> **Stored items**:

::::

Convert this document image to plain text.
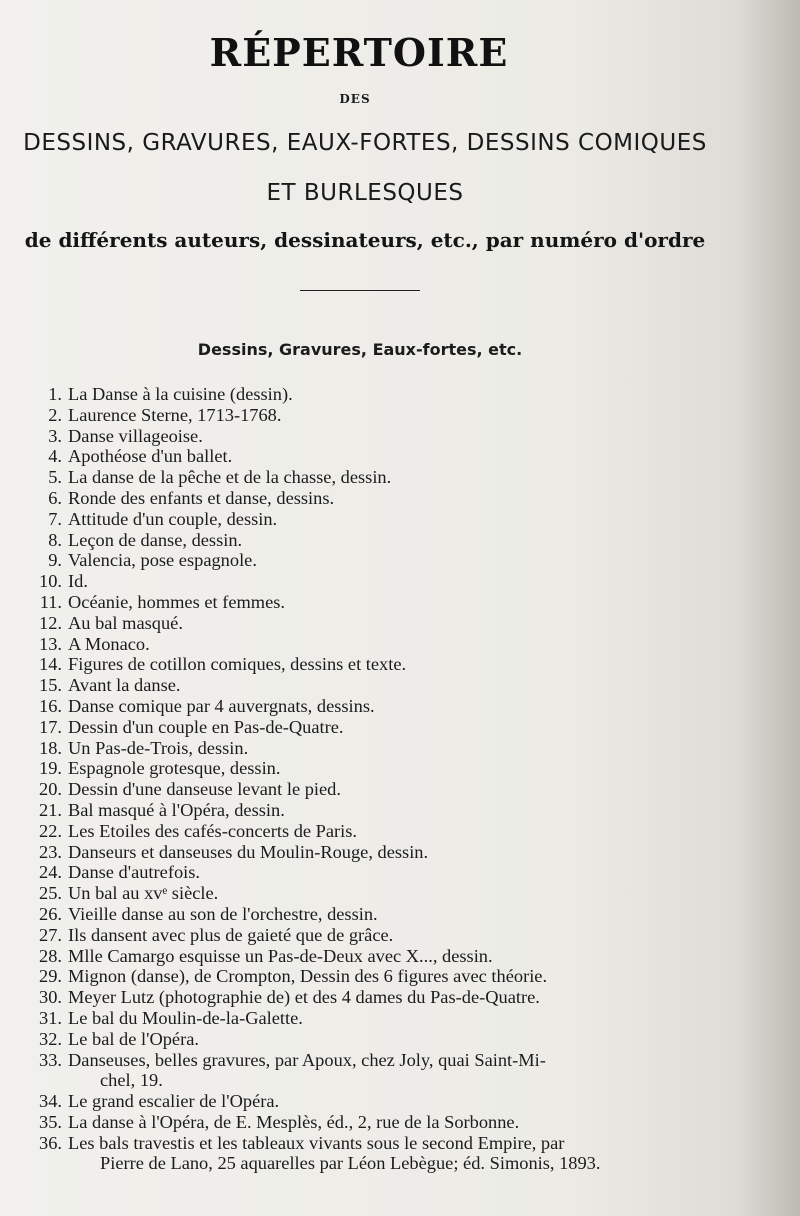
RÉPERTOIRE
DES
DESSINS, GRAVURES, EAUX-FORTES, DESSINS COMIQUES
ET BURLESQUES
de différents auteurs, dessinateurs, etc., par numéro d'ordre
Dessins, Gravures, Eaux-fortes, etc.
1. La Danse à la cuisine (dessin).
2. Laurence Sterne, 1713-1768.
3. Danse villageoise.
4. Apothéose d'un ballet.
5. La danse de la pêche et de la chasse, dessin.
6. Ronde des enfants et danse, dessins.
7. Attitude d'un couple, dessin.
8. Leçon de danse, dessin.
9. Valencia, pose espagnole.
10. Id.
11. Océanie, hommes et femmes.
12. Au bal masqué.
13. A Monaco.
14. Figures de cotillon comiques, dessins et texte.
15. Avant la danse.
16. Danse comique par 4 auvergnats, dessins.
17. Dessin d'un couple en Pas-de-Quatre.
18. Un Pas-de-Trois, dessin.
19. Espagnole grotesque, dessin.
20. Dessin d'une danseuse levant le pied.
21. Bal masqué à l'Opéra, dessin.
22. Les Etoiles des cafés-concerts de Paris.
23. Danseurs et danseuses du Moulin-Rouge, dessin.
24. Danse d'autrefois.
25. Un bal au xvᵉ siècle.
26. Vieille danse au son de l'orchestre, dessin.
27. Ils dansent avec plus de gaieté que de grâce.
28. Mlle Camargo esquisse un Pas-de-Deux avec X..., dessin.
29. Mignon (danse), de Crompton, Dessin des 6 figures avec théorie.
30. Meyer Lutz (photographie de) et des 4 dames du Pas-de-Quatre.
31. Le bal du Moulin-de-la-Galette.
32. Le bal de l'Opéra.
33. Danseuses, belles gravures, par Apoux, chez Joly, quai Saint-Mi-
chel, 19.
34. Le grand escalier de l'Opéra.
35. La danse à l'Opéra, de E. Mesplès, éd., 2, rue de la Sorbonne.
36. Les bals travestis et les tableaux vivants sous le second Empire, par
Pierre de Lano, 25 aquarelles par Léon Lebègue; éd. Simonis, 1893.
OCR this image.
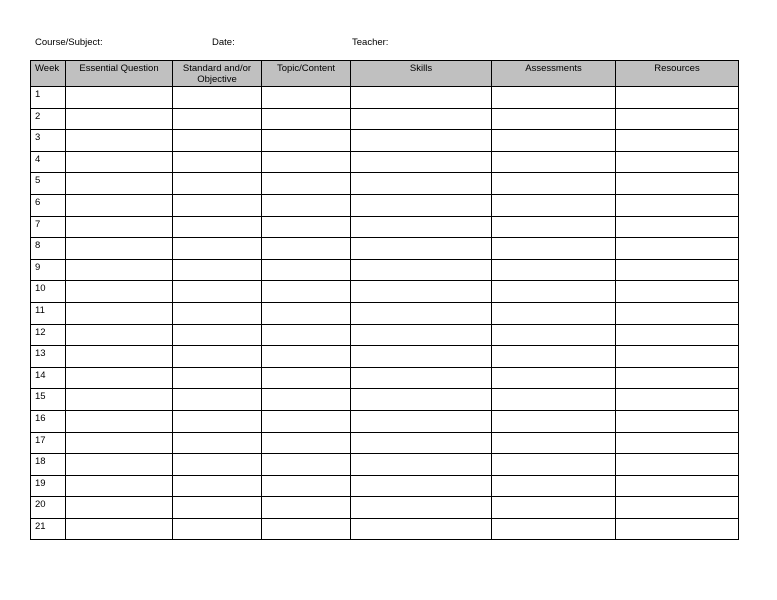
Course/Subject:	Date:	Teacher:
Week	Essential Question	Standard and/or Objective	Topic/Content	Skills	Assessments	Resources
1						
2						
3						
4						
5						
6						
7						
8						
9						
10						
11						
12						
13						
14						
15						
16						
17						
18						
19						
20						
21						
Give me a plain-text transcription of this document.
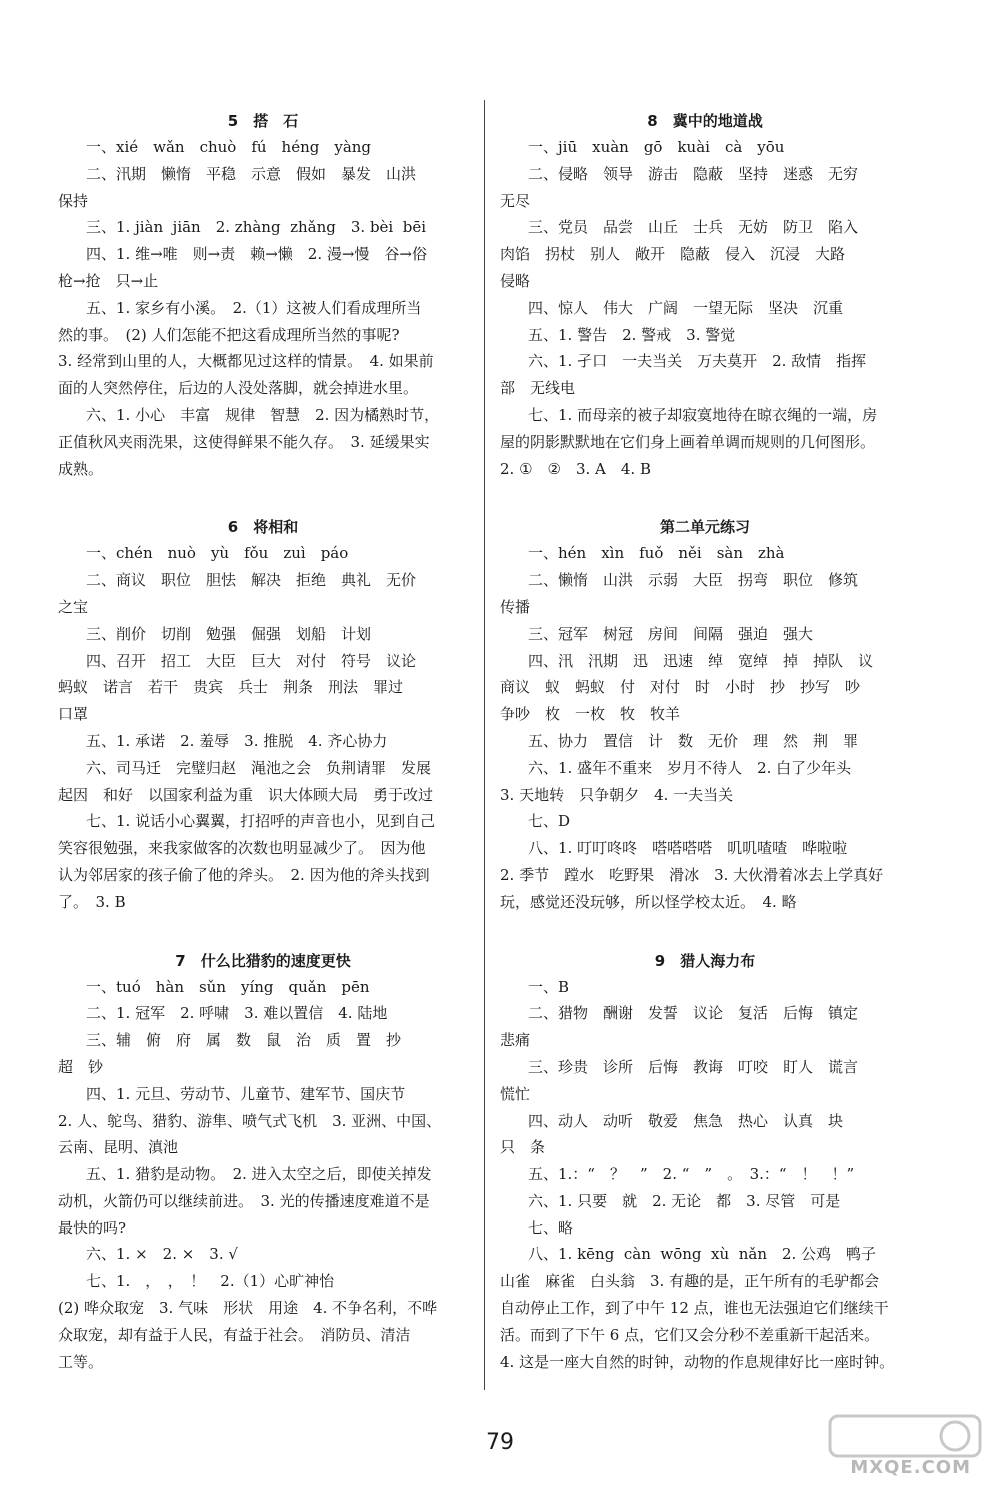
5　搭　石
一、xié　wǎn　chuò　fú　héng　yàng
二、汛期　懒惰　平稳　示意　假如　暴发　山洪
保持
三、1. jiàn  jiān　2. zhàng  zhǎng　3. bèi  bēi
四、1. 维→唯　则→责　赖→懒　2. 漫→慢　谷→俗
枪→抢　只→止
五、1. 家乡有小溪。　2.（1）这被人们看成理所当
然的事。　(2) 人们怎能不把这看成理所当然的事呢?
3. 经常到山里的人，大概都见过这样的情景。　4. 如果前
面的人突然停住，后边的人没处落脚，就会掉进水里。
六、1. 小心　丰富　规律　智慧　2. 因为橘熟时节，
正值秋风夹雨洗果，这使得鲜果不能久存。　3. 延缓果实
成熟。
6　将相和
一、chén　nuò　yù　fǒu　zuì　páo
二、商议　职位　胆怯　解决　拒绝　典礼　无价
之宝
三、削价　切削　勉强　倔强　划船　计划
四、召开　招工　大臣　巨大　对付　符号　议论
蚂蚁　诺言　若干　贵宾　兵士　荆条　刑法　罪过
口罩
五、1. 承诺　2. 羞辱　3. 推脱　4. 齐心协力
六、司马迁　完璧归赵　渑池之会　负荆请罪　发展
起因　和好　以国家利益为重　识大体顾大局　勇于改过
七、1. 说话小心翼翼，打招呼的声音也小，见到自己
笑容很勉强，来我家做客的次数也明显减少了。　因为他
认为邻居家的孩子偷了他的斧头。　2. 因为他的斧头找到
了。　3. B
7　什么比猎豹的速度更快
一、tuó　hàn　sǔn　yíng　quǎn　pēn
二、1. 冠军　2. 呼啸　3. 难以置信　4. 陆地
三、辅　俯　府　属　数　鼠　治　质　置　抄
超　钞
四、1. 元旦、劳动节、儿童节、建军节、国庆节
2. 人、鸵鸟、猎豹、游隼、喷气式飞机　3. 亚洲、中国、
云南、昆明、滇池
五、1. 猎豹是动物。　2. 进入太空之后，即使关掉发
动机，火箭仍可以继续前进。　3. 光的传播速度难道不是
最快的吗?
六、1. ×　2. ×　3. √
七、1.　，　，　！　2.（1）心旷神怡
(2) 哗众取宠　3. 气味　形状　用途　4. 不争名利，不哗
众取宠，却有益于人民，有益于社会。　消防员、清洁
工等。
8　冀中的地道战
一、jiū　xuàn　gō　kuài　cà　yōu
二、侵略　领导　游击　隐蔽　坚持　迷惑　无穷
无尽
三、党员　品尝　山丘　士兵　无妨　防卫　陷入
肉馅　拐杖　别人　敞开　隐蔽　侵入　沉浸　大路
侵略
四、惊人　伟大　广阔　一望无际　坚决　沉重
五、1. 警告　2. 警戒　3. 警觉
六、1. 孑口　一夫当关　万夫莫开　2. 敌情　指挥
部　无线电
七、1. 而母亲的被子却寂寞地待在晾衣绳的一端，房
屋的阴影默默地在它们身上画着单调而规则的几何图形。
2. ①　②　3. A　4. B
第二单元练习
一、hén　xìn　fuǒ　něi　sàn　zhà
二、懒惰　山洪　示弱　大臣　拐弯　职位　修筑
传播
三、冠军　树冠　房间　间隔　强迫　强大
四、汛　汛期　迅　迅速　绰　宽绰　掉　掉队　议
商议　蚁　蚂蚁　付　对付　时　小时　抄　抄写　吵
争吵　枚　一枚　牧　牧羊
五、协力　置信　计　数　无价　理　然　荆　罪
六、1. 盛年不重来　岁月不待人　2. 白了少年头
3. 天地转　只争朝夕　4. 一夫当关
七、D
八、1. 叮叮咚咚　嗒嗒嗒嗒　叽叽喳喳　哗啦啦
2. 季节　蹚水　吃野果　滑冰　3. 大伙滑着冰去上学真好
玩，感觉还没玩够，所以怪学校太近。　4. 略
9　猎人海力布
一、B
二、猎物　酬谢　发誓　议论　复活　后悔　镇定
悲痛
三、珍贵　诊所　后悔　教诲　叮咬　盯人　谎言
慌忙
四、动人　动听　敬爱　焦急　热心　认真　块
只　条
五、1.：“　？　”　2. “　”　。　3.：“　！　！”
六、1. 只要　就　2. 无论　都　3. 尽管　可是
七、略
八、1. kēng  càn  wōng  xù  nǎn　2. 公鸡　鸭子
山雀　麻雀　白头翁　3. 有趣的是，正午所有的毛驴都会
自动停止工作，到了中午 12 点，谁也无法强迫它们继续干
活。而到了下午 6 点，它们又会分秒不差重新干起活来。
4. 这是一座大自然的时钟，动物的作息规律好比一座时钟。
79
MXQE.COM
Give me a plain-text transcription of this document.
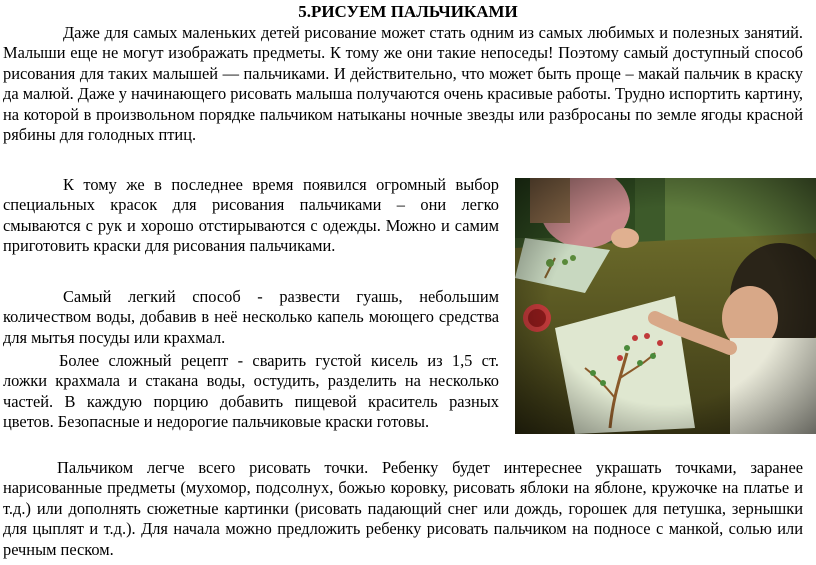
5.РИСУЕМ ПАЛЬЧИКАМИ

Даже для самых маленьких детей рисование может стать одним из самых любимых и полезных занятий. Малыши еще не могут изображать предметы. К тому же они такие непоседы! Поэтому самый доступный способ рисования для таких малышей — пальчиками. И действительно, что может быть проще – макай пальчик в краску да малюй. Даже у начинающего рисовать малыша получаются очень красивые работы. Трудно испортить картину, на которой в произвольном порядке пальчиком натыканы ночные звезды или разбросаны по земле ягоды красной рябины для голодных птиц.

К тому же в последнее время появился огромный выбор специальных красок для рисования пальчиками – они легко смываются с рук и хорошо отстирываются с одежды. Можно и самим приготовить краски для рисования пальчиками.

Самый легкий способ - развести гуашь, небольшим количеством воды, добавив в неё несколько капель моющего средства для мытья посуды или крахмал.

Более сложный рецепт - сварить густой кисель из 1,5 ст. ложки крахмала и стакана воды, остудить, разделить на несколько частей. В каждую порцию добавить пищевой краситель разных цветов. Безопасные и недорогие пальчиковые краски готовы.

Пальчиком легче всего рисовать точки. Ребенку будет интереснее украшать точками, заранее нарисованные предметы (мухомор, подсолнух, божью коровку, рисовать яблоки на яблоне, кружочке на платье и т.д.) или дополнять сюжетные картинки (рисовать падающий снег или дождь, горошек для петушка, зернышки для цыплят и т.д.). Для начала можно предложить ребенку рисовать пальчиком на подносе с манкой, солью или речным песком.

::::

> **Exercise directions**:
Single out each line of the records above with the string "this" in it, and copy it.

> **Task result**:
Convert this document image to plain text.
OCR this image.
Give me a plain-text transcription of this document.
Give me a plain-text transcription of this document.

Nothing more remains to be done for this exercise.